Problem description. Find and copy each line of the records where the string "true" shows up.

Recorded information.
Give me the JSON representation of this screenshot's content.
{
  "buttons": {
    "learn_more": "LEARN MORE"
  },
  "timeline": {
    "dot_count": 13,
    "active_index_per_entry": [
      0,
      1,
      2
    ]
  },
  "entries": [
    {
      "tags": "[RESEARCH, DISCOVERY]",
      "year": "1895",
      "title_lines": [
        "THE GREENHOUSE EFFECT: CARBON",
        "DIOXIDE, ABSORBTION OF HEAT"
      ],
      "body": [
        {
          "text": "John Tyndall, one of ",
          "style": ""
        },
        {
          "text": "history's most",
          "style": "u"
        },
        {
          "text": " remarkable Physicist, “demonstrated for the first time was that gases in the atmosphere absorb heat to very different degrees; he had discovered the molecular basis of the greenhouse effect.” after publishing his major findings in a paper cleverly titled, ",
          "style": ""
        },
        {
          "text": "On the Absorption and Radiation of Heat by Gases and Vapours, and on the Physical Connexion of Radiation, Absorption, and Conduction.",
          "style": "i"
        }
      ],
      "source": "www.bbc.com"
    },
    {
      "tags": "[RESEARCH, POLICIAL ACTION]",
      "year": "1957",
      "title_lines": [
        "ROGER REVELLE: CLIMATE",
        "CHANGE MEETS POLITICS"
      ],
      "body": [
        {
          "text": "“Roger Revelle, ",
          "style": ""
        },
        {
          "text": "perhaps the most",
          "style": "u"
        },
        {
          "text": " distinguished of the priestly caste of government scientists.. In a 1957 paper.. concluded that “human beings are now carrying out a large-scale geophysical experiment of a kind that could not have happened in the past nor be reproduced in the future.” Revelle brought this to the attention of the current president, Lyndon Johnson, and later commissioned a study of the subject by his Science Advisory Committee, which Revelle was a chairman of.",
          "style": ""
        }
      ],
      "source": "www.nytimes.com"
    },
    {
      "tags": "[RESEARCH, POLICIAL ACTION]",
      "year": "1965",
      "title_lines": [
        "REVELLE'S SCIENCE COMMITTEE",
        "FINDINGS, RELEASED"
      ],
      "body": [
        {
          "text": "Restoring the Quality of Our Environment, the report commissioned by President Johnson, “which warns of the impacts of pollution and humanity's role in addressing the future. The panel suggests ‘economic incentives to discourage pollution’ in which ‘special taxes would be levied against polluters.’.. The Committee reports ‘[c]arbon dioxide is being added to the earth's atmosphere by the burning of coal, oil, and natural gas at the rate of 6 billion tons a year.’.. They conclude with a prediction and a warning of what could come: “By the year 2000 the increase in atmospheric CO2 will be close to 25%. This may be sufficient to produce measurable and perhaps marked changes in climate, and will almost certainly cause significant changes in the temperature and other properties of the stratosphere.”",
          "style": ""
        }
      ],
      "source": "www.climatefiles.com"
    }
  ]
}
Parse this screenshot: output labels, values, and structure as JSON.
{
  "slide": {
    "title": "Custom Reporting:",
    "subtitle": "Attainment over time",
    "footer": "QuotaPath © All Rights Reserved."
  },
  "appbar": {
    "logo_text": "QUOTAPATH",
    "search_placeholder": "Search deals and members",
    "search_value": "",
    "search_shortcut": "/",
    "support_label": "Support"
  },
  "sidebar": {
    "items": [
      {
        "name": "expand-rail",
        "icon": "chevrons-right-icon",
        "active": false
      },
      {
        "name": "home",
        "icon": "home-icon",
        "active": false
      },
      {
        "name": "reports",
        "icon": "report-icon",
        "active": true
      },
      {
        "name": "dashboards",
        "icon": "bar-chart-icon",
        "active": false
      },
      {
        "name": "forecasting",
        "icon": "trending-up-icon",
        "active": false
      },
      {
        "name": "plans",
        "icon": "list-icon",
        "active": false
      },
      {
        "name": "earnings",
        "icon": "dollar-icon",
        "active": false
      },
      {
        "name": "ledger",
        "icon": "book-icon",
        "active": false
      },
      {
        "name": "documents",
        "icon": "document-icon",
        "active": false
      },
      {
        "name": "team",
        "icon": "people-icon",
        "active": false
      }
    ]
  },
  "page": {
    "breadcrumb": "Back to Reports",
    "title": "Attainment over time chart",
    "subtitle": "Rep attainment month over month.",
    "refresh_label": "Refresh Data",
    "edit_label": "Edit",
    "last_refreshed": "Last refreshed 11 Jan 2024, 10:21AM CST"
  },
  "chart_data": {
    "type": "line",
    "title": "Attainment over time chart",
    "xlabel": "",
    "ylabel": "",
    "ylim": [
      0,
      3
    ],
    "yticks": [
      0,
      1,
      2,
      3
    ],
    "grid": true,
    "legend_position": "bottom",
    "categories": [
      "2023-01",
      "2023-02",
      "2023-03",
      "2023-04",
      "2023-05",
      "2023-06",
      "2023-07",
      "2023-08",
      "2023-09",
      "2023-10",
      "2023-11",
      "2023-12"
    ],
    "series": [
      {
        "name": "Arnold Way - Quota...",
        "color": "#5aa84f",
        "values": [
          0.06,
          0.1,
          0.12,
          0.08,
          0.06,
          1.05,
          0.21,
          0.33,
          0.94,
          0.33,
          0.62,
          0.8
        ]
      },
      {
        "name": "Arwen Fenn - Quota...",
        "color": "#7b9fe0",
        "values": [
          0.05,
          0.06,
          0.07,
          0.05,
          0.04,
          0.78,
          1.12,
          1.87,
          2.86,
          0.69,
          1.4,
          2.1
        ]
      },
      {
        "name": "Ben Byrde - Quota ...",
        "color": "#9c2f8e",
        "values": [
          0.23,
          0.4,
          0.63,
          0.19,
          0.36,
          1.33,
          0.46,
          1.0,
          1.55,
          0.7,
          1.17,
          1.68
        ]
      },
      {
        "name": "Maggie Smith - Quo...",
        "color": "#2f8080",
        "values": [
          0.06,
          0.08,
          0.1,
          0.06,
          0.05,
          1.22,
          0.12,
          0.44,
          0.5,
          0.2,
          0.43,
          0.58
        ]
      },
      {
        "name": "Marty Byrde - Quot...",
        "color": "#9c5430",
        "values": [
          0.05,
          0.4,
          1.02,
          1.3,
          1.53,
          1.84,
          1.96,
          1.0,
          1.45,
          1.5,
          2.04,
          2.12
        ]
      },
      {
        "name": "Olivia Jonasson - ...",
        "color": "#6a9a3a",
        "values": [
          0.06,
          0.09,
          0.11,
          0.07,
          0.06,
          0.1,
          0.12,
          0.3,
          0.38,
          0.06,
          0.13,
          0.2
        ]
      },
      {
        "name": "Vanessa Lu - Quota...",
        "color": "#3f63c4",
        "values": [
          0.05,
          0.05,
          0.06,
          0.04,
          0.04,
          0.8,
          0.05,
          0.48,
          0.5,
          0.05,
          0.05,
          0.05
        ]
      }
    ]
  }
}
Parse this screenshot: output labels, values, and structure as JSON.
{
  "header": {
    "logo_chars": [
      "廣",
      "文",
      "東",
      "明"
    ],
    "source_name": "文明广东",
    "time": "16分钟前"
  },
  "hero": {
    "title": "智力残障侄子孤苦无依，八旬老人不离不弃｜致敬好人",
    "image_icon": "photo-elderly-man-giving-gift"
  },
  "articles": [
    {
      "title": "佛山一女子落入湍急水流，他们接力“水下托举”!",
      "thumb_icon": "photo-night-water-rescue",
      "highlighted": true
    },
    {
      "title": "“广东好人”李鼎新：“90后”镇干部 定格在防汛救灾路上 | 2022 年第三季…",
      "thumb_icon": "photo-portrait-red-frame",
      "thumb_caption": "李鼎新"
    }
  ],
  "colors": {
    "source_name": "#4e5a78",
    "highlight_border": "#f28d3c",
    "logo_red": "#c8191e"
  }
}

Output of the exercise.
        "active": true
    "grid": true,
      "highlighted": true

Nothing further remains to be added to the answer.